### DATA FOR THIS TASK

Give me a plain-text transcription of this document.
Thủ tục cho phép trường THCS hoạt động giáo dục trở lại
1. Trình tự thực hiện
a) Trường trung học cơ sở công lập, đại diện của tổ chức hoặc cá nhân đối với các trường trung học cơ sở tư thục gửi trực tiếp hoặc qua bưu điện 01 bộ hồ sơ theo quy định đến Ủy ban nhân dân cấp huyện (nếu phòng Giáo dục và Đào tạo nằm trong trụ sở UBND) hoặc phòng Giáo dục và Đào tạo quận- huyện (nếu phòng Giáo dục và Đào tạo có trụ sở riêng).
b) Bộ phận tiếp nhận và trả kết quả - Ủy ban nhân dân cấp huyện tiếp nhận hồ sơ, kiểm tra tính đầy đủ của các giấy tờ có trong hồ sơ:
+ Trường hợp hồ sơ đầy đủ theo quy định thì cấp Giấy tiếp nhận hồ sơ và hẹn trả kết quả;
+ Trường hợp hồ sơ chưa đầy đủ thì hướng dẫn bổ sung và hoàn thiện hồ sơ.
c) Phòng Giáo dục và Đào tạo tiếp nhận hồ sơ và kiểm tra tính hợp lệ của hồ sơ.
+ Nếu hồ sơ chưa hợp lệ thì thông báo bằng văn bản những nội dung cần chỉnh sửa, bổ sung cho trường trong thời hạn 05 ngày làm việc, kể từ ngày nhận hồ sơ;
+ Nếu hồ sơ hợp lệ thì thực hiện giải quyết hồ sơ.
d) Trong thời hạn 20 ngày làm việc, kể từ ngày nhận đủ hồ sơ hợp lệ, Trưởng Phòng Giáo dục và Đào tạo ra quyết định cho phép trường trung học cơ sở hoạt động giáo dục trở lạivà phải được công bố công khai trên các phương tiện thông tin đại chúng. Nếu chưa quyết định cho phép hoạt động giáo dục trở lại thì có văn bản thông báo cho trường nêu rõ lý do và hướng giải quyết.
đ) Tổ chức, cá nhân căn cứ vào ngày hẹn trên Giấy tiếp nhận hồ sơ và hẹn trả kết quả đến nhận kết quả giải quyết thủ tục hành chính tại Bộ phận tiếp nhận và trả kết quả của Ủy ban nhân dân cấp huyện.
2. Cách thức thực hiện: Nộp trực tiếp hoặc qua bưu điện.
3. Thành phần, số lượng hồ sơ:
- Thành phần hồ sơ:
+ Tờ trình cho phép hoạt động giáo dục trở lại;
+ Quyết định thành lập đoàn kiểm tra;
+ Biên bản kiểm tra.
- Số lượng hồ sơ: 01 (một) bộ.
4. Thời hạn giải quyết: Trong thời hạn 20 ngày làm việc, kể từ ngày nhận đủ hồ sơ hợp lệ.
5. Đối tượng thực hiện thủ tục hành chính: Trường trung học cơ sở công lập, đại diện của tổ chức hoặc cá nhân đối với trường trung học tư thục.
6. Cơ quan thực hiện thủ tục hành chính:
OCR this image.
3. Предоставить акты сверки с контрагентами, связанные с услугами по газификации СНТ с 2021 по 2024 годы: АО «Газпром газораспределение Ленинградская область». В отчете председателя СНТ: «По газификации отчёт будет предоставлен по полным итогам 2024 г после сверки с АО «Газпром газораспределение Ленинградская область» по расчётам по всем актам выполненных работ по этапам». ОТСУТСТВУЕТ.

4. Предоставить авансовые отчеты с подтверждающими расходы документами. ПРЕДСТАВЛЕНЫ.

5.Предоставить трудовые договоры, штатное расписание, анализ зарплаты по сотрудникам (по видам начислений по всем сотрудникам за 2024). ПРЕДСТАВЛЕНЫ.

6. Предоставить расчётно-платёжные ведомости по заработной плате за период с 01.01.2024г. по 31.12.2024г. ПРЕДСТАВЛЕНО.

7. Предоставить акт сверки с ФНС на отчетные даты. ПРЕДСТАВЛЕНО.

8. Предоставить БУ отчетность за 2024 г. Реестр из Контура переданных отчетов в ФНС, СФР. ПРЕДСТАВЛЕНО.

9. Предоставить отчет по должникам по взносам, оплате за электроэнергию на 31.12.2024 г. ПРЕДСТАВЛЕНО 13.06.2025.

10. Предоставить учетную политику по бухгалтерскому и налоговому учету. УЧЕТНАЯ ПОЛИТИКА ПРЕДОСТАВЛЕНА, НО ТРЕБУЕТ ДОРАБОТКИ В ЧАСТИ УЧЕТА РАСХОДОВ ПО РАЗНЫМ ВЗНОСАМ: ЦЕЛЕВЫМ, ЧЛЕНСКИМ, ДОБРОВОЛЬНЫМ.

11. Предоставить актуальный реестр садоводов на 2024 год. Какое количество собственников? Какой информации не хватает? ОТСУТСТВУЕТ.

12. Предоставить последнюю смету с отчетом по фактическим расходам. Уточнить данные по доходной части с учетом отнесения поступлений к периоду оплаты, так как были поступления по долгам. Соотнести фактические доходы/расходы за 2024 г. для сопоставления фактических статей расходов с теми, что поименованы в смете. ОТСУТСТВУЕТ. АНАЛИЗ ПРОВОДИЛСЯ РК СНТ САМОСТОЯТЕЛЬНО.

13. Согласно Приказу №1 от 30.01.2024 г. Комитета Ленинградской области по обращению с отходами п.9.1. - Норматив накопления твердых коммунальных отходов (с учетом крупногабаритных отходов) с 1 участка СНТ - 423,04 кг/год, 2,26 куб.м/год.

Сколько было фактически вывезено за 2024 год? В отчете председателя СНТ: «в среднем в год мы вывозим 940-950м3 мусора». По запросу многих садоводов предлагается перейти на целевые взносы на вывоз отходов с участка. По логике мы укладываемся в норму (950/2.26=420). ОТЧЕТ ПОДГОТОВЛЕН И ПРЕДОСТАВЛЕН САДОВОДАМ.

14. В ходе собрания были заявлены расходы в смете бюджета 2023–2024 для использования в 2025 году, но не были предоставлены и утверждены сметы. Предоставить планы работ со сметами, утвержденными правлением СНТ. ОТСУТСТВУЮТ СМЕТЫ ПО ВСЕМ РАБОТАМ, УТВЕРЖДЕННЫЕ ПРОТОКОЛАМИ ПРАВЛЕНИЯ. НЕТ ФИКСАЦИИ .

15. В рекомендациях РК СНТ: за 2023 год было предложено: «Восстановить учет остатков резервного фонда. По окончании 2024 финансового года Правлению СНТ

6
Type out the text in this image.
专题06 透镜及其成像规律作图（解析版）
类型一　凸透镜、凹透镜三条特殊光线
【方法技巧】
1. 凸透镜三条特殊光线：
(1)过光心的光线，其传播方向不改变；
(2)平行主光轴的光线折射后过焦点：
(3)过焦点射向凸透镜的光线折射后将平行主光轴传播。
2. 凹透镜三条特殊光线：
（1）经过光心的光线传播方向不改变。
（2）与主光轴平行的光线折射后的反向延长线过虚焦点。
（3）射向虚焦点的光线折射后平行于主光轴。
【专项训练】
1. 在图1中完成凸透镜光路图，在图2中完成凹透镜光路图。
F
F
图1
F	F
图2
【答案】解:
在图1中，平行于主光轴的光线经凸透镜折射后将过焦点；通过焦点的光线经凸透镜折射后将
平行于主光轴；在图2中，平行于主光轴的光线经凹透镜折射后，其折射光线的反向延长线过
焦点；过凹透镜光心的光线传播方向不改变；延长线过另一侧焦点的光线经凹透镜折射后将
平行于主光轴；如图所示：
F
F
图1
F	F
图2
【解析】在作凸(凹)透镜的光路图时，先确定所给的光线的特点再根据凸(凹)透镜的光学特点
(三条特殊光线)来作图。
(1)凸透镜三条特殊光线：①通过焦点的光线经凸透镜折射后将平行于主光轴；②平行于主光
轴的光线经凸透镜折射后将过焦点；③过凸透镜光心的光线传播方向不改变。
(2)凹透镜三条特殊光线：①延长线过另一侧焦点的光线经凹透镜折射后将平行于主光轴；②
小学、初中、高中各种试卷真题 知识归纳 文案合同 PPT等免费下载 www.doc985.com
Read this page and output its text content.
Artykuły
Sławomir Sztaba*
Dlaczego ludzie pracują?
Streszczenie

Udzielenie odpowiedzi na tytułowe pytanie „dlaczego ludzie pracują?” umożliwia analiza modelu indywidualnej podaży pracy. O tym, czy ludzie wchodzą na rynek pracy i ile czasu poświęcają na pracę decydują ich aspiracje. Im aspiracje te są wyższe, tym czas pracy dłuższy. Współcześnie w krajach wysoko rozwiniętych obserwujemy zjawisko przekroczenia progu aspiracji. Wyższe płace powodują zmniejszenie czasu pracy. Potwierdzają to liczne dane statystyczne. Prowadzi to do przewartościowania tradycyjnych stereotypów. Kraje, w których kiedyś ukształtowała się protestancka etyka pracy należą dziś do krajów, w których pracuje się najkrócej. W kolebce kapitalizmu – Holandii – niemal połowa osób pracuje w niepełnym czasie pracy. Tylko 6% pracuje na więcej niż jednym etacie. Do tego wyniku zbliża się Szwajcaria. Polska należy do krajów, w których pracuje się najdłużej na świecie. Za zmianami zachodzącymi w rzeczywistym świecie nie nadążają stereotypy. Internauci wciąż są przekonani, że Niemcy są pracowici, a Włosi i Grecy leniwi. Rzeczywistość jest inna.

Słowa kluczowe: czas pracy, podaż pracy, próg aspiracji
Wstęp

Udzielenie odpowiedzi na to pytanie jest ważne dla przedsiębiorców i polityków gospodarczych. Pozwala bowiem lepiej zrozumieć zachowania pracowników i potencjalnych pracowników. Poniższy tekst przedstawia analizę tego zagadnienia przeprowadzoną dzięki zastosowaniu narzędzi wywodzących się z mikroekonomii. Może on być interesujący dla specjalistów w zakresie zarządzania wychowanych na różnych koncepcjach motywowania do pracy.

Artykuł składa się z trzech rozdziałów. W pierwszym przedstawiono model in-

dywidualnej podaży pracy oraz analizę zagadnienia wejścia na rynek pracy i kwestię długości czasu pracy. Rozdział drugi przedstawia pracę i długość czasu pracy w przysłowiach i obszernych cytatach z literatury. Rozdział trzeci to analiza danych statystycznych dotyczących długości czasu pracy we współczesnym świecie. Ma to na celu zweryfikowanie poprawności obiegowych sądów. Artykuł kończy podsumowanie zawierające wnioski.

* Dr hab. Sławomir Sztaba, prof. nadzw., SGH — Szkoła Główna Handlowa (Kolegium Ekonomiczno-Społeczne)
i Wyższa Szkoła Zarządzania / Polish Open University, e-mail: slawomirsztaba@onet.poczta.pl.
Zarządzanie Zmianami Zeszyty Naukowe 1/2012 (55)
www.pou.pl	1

######

→ TASK DIRECTIONS: Track down every line of the material containing the string "учетом", and copy it.

→ FULL ANSWER:
12. Предоставить последнюю смету с отчетом по фактическим расходам. Уточнить данные по доходной части с учетом отнесения поступлений к периоду оплаты, так как были поступления по долгам. Соотнести фактические доходы/расходы за 2024 г. для сопоставления фактических статей расходов с теми, что поименованы в смете. ОТСУТСТВУЕТ. АНАЛИЗ ПРОВОДИЛСЯ РК СНТ САМОСТОЯТЕЛЬНО.
13. Согласно Приказу №1 от 30.01.2024 г. Комитета Ленинградской области по обращению с отходами п.9.1. - Норматив накопления твердых коммунальных отходов (с учетом крупногабаритных отходов) с 1 участка СНТ - 423,04 кг/год, 2,26 куб.м/год.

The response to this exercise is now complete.